## Task details
Your task is to transcribe the data in full.
* Start *
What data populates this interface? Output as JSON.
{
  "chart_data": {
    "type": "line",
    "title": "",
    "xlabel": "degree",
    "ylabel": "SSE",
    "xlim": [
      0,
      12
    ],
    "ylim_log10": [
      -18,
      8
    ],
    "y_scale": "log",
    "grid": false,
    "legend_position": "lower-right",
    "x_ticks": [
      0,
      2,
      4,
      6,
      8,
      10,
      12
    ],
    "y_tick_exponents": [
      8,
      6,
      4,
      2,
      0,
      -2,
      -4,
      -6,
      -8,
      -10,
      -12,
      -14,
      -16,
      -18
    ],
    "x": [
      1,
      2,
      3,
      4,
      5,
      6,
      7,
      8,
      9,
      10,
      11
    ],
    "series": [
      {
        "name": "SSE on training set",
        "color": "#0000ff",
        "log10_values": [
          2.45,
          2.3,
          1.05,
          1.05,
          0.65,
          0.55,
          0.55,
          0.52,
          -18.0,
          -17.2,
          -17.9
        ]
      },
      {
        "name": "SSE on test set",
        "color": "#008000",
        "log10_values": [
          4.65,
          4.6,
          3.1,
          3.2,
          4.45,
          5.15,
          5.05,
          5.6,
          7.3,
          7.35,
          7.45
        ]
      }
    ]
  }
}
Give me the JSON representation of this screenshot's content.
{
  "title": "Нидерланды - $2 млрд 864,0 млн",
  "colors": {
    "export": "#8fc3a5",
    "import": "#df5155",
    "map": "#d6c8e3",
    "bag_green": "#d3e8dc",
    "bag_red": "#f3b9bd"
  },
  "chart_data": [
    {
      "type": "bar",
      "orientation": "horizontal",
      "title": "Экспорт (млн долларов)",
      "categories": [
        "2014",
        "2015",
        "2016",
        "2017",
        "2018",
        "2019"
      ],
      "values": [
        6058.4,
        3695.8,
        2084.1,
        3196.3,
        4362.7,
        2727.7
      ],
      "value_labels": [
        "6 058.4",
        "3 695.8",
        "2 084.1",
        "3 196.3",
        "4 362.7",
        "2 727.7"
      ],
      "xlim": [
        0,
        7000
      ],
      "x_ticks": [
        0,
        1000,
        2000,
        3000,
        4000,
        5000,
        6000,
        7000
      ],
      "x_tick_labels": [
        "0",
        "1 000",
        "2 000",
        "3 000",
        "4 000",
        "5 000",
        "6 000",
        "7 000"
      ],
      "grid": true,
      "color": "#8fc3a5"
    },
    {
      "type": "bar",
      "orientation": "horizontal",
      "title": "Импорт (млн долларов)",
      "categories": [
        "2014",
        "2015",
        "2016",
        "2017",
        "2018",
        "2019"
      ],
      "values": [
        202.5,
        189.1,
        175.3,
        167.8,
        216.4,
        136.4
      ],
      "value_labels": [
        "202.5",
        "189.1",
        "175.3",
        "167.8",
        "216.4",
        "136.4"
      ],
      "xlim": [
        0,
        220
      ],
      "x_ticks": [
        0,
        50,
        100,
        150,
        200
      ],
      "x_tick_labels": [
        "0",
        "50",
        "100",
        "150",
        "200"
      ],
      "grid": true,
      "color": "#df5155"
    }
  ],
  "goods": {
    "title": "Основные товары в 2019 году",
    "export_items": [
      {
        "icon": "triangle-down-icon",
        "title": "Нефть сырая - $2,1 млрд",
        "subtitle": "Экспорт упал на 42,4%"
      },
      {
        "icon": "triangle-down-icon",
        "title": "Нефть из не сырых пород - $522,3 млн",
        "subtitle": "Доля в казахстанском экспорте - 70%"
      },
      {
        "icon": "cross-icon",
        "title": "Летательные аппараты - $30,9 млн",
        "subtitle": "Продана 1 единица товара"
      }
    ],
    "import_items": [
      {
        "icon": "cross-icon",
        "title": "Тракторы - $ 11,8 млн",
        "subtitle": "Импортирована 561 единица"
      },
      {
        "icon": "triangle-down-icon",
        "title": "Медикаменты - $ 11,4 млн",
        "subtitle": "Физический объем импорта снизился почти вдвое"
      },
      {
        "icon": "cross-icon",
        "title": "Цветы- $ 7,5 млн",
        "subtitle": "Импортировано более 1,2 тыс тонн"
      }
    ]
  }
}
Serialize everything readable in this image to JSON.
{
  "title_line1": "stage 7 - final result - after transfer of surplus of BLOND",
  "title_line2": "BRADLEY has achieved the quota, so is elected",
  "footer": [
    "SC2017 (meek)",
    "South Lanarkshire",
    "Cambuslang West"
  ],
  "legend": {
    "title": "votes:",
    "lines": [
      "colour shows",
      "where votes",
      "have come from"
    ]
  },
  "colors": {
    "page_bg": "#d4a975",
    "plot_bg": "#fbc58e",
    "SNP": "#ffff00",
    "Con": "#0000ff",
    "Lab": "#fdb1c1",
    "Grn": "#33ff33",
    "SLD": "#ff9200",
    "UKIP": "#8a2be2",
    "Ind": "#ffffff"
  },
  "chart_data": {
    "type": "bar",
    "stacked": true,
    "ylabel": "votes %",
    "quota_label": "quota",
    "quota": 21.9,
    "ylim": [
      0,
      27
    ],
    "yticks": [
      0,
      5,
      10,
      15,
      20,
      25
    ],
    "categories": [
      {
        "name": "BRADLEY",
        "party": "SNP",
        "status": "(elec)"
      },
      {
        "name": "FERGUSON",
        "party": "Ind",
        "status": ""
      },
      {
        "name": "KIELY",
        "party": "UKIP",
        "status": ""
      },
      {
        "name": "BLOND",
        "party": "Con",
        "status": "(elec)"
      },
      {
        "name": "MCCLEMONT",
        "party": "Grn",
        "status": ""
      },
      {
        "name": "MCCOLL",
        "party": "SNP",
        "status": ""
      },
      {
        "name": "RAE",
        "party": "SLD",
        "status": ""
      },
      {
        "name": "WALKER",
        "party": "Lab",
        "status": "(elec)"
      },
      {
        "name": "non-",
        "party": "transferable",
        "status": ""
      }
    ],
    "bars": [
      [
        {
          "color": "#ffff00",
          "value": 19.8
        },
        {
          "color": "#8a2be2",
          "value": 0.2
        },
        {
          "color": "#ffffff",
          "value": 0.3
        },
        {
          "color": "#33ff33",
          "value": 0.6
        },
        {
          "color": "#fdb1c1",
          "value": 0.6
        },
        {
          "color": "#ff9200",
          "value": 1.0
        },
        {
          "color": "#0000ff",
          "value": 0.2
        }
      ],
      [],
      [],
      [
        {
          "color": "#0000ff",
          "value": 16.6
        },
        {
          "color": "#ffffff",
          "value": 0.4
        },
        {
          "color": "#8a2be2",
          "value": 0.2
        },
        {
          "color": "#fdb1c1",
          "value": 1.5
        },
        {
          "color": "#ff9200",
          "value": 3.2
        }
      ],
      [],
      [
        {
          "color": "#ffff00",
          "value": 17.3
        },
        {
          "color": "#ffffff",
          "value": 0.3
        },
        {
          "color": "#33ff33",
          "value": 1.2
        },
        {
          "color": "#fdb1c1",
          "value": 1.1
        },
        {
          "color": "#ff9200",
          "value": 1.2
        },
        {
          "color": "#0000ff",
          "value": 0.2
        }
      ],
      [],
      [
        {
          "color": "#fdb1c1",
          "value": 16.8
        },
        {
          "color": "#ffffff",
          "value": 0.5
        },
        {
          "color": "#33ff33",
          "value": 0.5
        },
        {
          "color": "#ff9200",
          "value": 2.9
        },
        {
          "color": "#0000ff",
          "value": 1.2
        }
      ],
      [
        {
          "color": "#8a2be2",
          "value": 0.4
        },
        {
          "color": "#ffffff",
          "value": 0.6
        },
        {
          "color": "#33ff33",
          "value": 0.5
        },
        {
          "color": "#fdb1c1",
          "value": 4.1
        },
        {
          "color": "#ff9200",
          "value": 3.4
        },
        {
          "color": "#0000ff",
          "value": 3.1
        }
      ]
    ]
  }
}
* End *
## The solution
What data populates this interface? Output as JSON.
{
  "chart_data": {
    "type": "line",
    "title": "",
    "xlabel": "degree",
    "ylabel": "SSE",
    "xlim": [
      0,
      12
    ],
    "ylim_log10": [
      -18,
      8
    ],
    "y_scale": "log",
    "grid": false,
    "legend_position": "lower-right",
    "x_ticks": [
      0,
      2,
      4,
      6,
      8,
      10,
      12
    ],
    "y_tick_exponents": [
      8,
      6,
      4,
      2,
      0,
      -2,
      -4,
      -6,
      -8,
      -10,
      -12,
      -14,
      -16,
      -18
    ],
    "x": [
      1,
      2,
      3,
      4,
      5,
      6,
      7,
      8,
      9,
      10,
      11
    ],
    "series": [
      {
        "name": "SSE on training set",
        "color": "#0000ff",
        "log10_values": [
          2.45,
          2.3,
          1.05,
          1.05,
          0.65,
          0.55,
          0.55,
          0.52,
          -18.0,
          -17.2,
          -17.9
        ]
      },
      {
        "name": "SSE on test set",
        "color": "#008000",
        "log10_values": [
          4.65,
          4.6,
          3.1,
          3.2,
          4.45,
          5.15,
          5.05,
          5.6,
          7.3,
          7.35,
          7.45
        ]
      }
    ]
  }
}
Give me the JSON representation of this screenshot's content.
{
  "title": "Нидерланды - $2 млрд 864,0 млн",
  "colors": {
    "export": "#8fc3a5",
    "import": "#df5155",
    "map": "#d6c8e3",
    "bag_green": "#d3e8dc",
    "bag_red": "#f3b9bd"
  },
  "chart_data": [
    {
      "type": "bar",
      "orientation": "horizontal",
      "title": "Экспорт (млн долларов)",
      "categories": [
        "2014",
        "2015",
        "2016",
        "2017",
        "2018",
        "2019"
      ],
      "values": [
        6058.4,
        3695.8,
        2084.1,
        3196.3,
        4362.7,
        2727.7
      ],
      "value_labels": [
        "6 058.4",
        "3 695.8",
        "2 084.1",
        "3 196.3",
        "4 362.7",
        "2 727.7"
      ],
      "xlim": [
        0,
        7000
      ],
      "x_ticks": [
        0,
        1000,
        2000,
        3000,
        4000,
        5000,
        6000,
        7000
      ],
      "x_tick_labels": [
        "0",
        "1 000",
        "2 000",
        "3 000",
        "4 000",
        "5 000",
        "6 000",
        "7 000"
      ],
      "grid": true,
      "color": "#8fc3a5"
    },
    {
      "type": "bar",
      "orientation": "horizontal",
      "title": "Импорт (млн долларов)",
      "categories": [
        "2014",
        "2015",
        "2016",
        "2017",
        "2018",
        "2019"
      ],
      "values": [
        202.5,
        189.1,
        175.3,
        167.8,
        216.4,
        136.4
      ],
      "value_labels": [
        "202.5",
        "189.1",
        "175.3",
        "167.8",
        "216.4",
        "136.4"
      ],
      "xlim": [
        0,
        220
      ],
      "x_ticks": [
        0,
        50,
        100,
        150,
        200
      ],
      "x_tick_labels": [
        "0",
        "50",
        "100",
        "150",
        "200"
      ],
      "grid": true,
      "color": "#df5155"
    }
  ],
  "goods": {
    "title": "Основные товары в 2019 году",
    "export_items": [
      {
        "icon": "triangle-down-icon",
        "title": "Нефть сырая - $2,1 млрд",
        "subtitle": "Экспорт упал на 42,4%"
      },
      {
        "icon": "triangle-down-icon",
        "title": "Нефть из не сырых пород - $522,3 млн",
        "subtitle": "Доля в казахстанском экспорте - 70%"
      },
      {
        "icon": "cross-icon",
        "title": "Летательные аппараты - $30,9 млн",
        "subtitle": "Продана 1 единица товара"
      }
    ],
    "import_items": [
      {
        "icon": "cross-icon",
        "title": "Тракторы - $ 11,8 млн",
        "subtitle": "Импортирована 561 единица"
      },
      {
        "icon": "triangle-down-icon",
        "title": "Медикаменты - $ 11,4 млн",
        "subtitle": "Физический объем импорта снизился почти вдвое"
      },
      {
        "icon": "cross-icon",
        "title": "Цветы- $ 7,5 млн",
        "subtitle": "Импортировано более 1,2 тыс тонн"
      }
    ]
  }
}
Serialize everything readable in this image to JSON.
{
  "title_line1": "stage 7 - final result - after transfer of surplus of BLOND",
  "title_line2": "BRADLEY has achieved the quota, so is elected",
  "footer": [
    "SC2017 (meek)",
    "South Lanarkshire",
    "Cambuslang West"
  ],
  "legend": {
    "title": "votes:",
    "lines": [
      "colour shows",
      "where votes",
      "have come from"
    ]
  },
  "colors": {
    "page_bg": "#d4a975",
    "plot_bg": "#fbc58e",
    "SNP": "#ffff00",
    "Con": "#0000ff",
    "Lab": "#fdb1c1",
    "Grn": "#33ff33",
    "SLD": "#ff9200",
    "UKIP": "#8a2be2",
    "Ind": "#ffffff"
  },
  "chart_data": {
    "type": "bar",
    "stacked": true,
    "ylabel": "votes %",
    "quota_label": "quota",
    "quota": 21.9,
    "ylim": [
      0,
      27
    ],
    "yticks": [
      0,
      5,
      10,
      15,
      20,
      25
    ],
    "categories": [
      {
        "name": "BRADLEY",
        "party": "SNP",
        "status": "(elec)"
      },
      {
        "name": "FERGUSON",
        "party": "Ind",
        "status": ""
      },
      {
        "name": "KIELY",
        "party": "UKIP",
        "status": ""
      },
      {
        "name": "BLOND",
        "party": "Con",
        "status": "(elec)"
      },
      {
        "name": "MCCLEMONT",
        "party": "Grn",
        "status": ""
      },
      {
        "name": "MCCOLL",
        "party": "SNP",
        "status": ""
      },
      {
        "name": "RAE",
        "party": "SLD",
        "status": ""
      },
      {
        "name": "WALKER",
        "party": "Lab",
        "status": "(elec)"
      },
      {
        "name": "non-",
        "party": "transferable",
        "status": ""
      }
    ],
    "bars": [
      [
        {
          "color": "#ffff00",
          "value": 19.8
        },
        {
          "color": "#8a2be2",
          "value": 0.2
        },
        {
          "color": "#ffffff",
          "value": 0.3
        },
        {
          "color": "#33ff33",
          "value": 0.6
        },
        {
          "color": "#fdb1c1",
          "value": 0.6
        },
        {
          "color": "#ff9200",
          "value": 1.0
        },
        {
          "color": "#0000ff",
          "value": 0.2
        }
      ],
      [],
      [],
      [
        {
          "color": "#0000ff",
          "value": 16.6
        },
        {
          "color": "#ffffff",
          "value": 0.4
        },
        {
          "color": "#8a2be2",
          "value": 0.2
        },
        {
          "color": "#fdb1c1",
          "value": 1.5
        },
        {
          "color": "#ff9200",
          "value": 3.2
        }
      ],
      [],
      [
        {
          "color": "#ffff00",
          "value": 17.3
        },
        {
          "color": "#ffffff",
          "value": 0.3
        },
        {
          "color": "#33ff33",
          "value": 1.2
        },
        {
          "color": "#fdb1c1",
          "value": 1.1
        },
        {
          "color": "#ff9200",
          "value": 1.2
        },
        {
          "color": "#0000ff",
          "value": 0.2
        }
      ],
      [],
      [
        {
          "color": "#fdb1c1",
          "value": 16.8
        },
        {
          "color": "#ffffff",
          "value": 0.5
        },
        {
          "color": "#33ff33",
          "value": 0.5
        },
        {
          "color": "#ff9200",
          "value": 2.9
        },
        {
          "color": "#0000ff",
          "value": 1.2
        }
      ],
      [
        {
          "color": "#8a2be2",
          "value": 0.4
        },
        {
          "color": "#ffffff",
          "value": 0.6
        },
        {
          "color": "#33ff33",
          "value": 0.5
        },
        {
          "color": "#fdb1c1",
          "value": 4.1
        },
        {
          "color": "#ff9200",
          "value": 3.4
        },
        {
          "color": "#0000ff",
          "value": 3.1
        }
      ]
    ]
  }
}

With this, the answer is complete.